Problem to work on
Word for word, retype every entry in the listing.

Saved data entries
|---|
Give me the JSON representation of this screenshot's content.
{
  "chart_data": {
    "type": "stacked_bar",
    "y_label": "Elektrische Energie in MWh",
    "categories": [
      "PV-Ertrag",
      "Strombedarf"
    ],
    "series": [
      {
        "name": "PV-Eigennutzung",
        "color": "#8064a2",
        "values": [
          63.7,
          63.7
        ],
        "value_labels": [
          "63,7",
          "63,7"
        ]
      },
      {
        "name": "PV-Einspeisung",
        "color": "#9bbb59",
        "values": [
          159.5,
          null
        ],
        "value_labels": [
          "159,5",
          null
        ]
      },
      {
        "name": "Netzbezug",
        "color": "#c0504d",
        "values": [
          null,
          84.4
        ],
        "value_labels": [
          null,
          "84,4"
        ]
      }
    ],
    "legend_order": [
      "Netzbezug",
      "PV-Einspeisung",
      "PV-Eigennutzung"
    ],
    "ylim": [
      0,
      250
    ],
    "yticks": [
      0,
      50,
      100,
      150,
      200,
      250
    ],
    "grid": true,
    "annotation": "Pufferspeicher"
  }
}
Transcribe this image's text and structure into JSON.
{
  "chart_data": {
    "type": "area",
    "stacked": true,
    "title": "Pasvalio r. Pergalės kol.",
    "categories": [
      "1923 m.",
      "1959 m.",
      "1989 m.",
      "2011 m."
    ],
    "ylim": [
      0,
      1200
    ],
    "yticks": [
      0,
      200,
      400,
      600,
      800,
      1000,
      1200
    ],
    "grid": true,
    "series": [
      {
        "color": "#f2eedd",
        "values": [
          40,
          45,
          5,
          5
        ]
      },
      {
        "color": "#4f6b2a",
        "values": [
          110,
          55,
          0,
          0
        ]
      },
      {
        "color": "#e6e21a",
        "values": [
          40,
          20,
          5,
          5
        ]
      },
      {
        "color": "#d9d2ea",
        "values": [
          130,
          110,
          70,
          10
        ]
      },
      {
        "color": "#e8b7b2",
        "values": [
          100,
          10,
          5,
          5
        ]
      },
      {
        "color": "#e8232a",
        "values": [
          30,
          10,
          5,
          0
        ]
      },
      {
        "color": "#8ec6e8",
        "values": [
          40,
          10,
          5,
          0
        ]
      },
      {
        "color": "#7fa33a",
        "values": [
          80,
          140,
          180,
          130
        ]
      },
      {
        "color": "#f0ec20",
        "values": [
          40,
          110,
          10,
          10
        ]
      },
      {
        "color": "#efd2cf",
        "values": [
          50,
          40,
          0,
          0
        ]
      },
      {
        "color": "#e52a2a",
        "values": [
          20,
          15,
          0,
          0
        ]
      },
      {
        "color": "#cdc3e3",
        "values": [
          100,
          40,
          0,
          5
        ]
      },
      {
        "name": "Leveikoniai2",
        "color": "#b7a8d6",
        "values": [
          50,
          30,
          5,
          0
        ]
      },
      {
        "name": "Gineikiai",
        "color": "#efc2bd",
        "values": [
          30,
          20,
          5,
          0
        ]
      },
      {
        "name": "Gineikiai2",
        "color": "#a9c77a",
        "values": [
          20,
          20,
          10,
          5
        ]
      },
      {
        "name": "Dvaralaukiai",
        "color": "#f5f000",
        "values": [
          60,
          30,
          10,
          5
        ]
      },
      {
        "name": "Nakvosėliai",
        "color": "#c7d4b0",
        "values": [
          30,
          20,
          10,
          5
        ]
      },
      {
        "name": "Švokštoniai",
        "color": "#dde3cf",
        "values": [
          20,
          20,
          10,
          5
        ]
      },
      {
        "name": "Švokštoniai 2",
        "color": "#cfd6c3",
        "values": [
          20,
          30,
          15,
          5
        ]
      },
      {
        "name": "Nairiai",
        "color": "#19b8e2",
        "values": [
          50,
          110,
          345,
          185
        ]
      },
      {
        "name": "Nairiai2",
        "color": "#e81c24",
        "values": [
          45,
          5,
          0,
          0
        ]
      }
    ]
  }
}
|---|
Answer for this exercise
Give me the JSON representation of this screenshot's content.
{
  "chart_data": {
    "type": "stacked_bar",
    "y_label": "Elektrische Energie in MWh",
    "categories": [
      "PV-Ertrag",
      "Strombedarf"
    ],
    "series": [
      {
        "name": "PV-Eigennutzung",
        "color": "#8064a2",
        "values": [
          63.7,
          63.7
        ],
        "value_labels": [
          "63,7",
          "63,7"
        ]
      },
      {
        "name": "PV-Einspeisung",
        "color": "#9bbb59",
        "values": [
          159.5,
          null
        ],
        "value_labels": [
          "159,5",
          null
        ]
      },
      {
        "name": "Netzbezug",
        "color": "#c0504d",
        "values": [
          null,
          84.4
        ],
        "value_labels": [
          null,
          "84,4"
        ]
      }
    ],
    "legend_order": [
      "Netzbezug",
      "PV-Einspeisung",
      "PV-Eigennutzung"
    ],
    "ylim": [
      0,
      250
    ],
    "yticks": [
      0,
      50,
      100,
      150,
      200,
      250
    ],
    "grid": true,
    "annotation": "Pufferspeicher"
  }
}
Transcribe this image's text and structure into JSON.
{
  "chart_data": {
    "type": "area",
    "stacked": true,
    "title": "Pasvalio r. Pergalės kol.",
    "categories": [
      "1923 m.",
      "1959 m.",
      "1989 m.",
      "2011 m."
    ],
    "ylim": [
      0,
      1200
    ],
    "yticks": [
      0,
      200,
      400,
      600,
      800,
      1000,
      1200
    ],
    "grid": true,
    "series": [
      {
        "color": "#f2eedd",
        "values": [
          40,
          45,
          5,
          5
        ]
      },
      {
        "color": "#4f6b2a",
        "values": [
          110,
          55,
          0,
          0
        ]
      },
      {
        "color": "#e6e21a",
        "values": [
          40,
          20,
          5,
          5
        ]
      },
      {
        "color": "#d9d2ea",
        "values": [
          130,
          110,
          70,
          10
        ]
      },
      {
        "color": "#e8b7b2",
        "values": [
          100,
          10,
          5,
          5
        ]
      },
      {
        "color": "#e8232a",
        "values": [
          30,
          10,
          5,
          0
        ]
      },
      {
        "color": "#8ec6e8",
        "values": [
          40,
          10,
          5,
          0
        ]
      },
      {
        "color": "#7fa33a",
        "values": [
          80,
          140,
          180,
          130
        ]
      },
      {
        "color": "#f0ec20",
        "values": [
          40,
          110,
          10,
          10
        ]
      },
      {
        "color": "#efd2cf",
        "values": [
          50,
          40,
          0,
          0
        ]
      },
      {
        "color": "#e52a2a",
        "values": [
          20,
          15,
          0,
          0
        ]
      },
      {
        "color": "#cdc3e3",
        "values": [
          100,
          40,
          0,
          5
        ]
      },
      {
        "name": "Leveikoniai2",
        "color": "#b7a8d6",
        "values": [
          50,
          30,
          5,
          0
        ]
      },
      {
        "name": "Gineikiai",
        "color": "#efc2bd",
        "values": [
          30,
          20,
          5,
          0
        ]
      },
      {
        "name": "Gineikiai2",
        "color": "#a9c77a",
        "values": [
          20,
          20,
          10,
          5
        ]
      },
      {
        "name": "Dvaralaukiai",
        "color": "#f5f000",
        "values": [
          60,
          30,
          10,
          5
        ]
      },
      {
        "name": "Nakvosėliai",
        "color": "#c7d4b0",
        "values": [
          30,
          20,
          10,
          5
        ]
      },
      {
        "name": "Švokštoniai",
        "color": "#dde3cf",
        "values": [
          20,
          20,
          10,
          5
        ]
      },
      {
        "name": "Švokštoniai 2",
        "color": "#cfd6c3",
        "values": [
          20,
          30,
          15,
          5
        ]
      },
      {
        "name": "Nairiai",
        "color": "#19b8e2",
        "values": [
          50,
          110,
          345,
          185
        ]
      },
      {
        "name": "Nairiai2",
        "color": "#e81c24",
        "values": [
          45,
          5,
          0,
          0
        ]
      }
    ]
  }
}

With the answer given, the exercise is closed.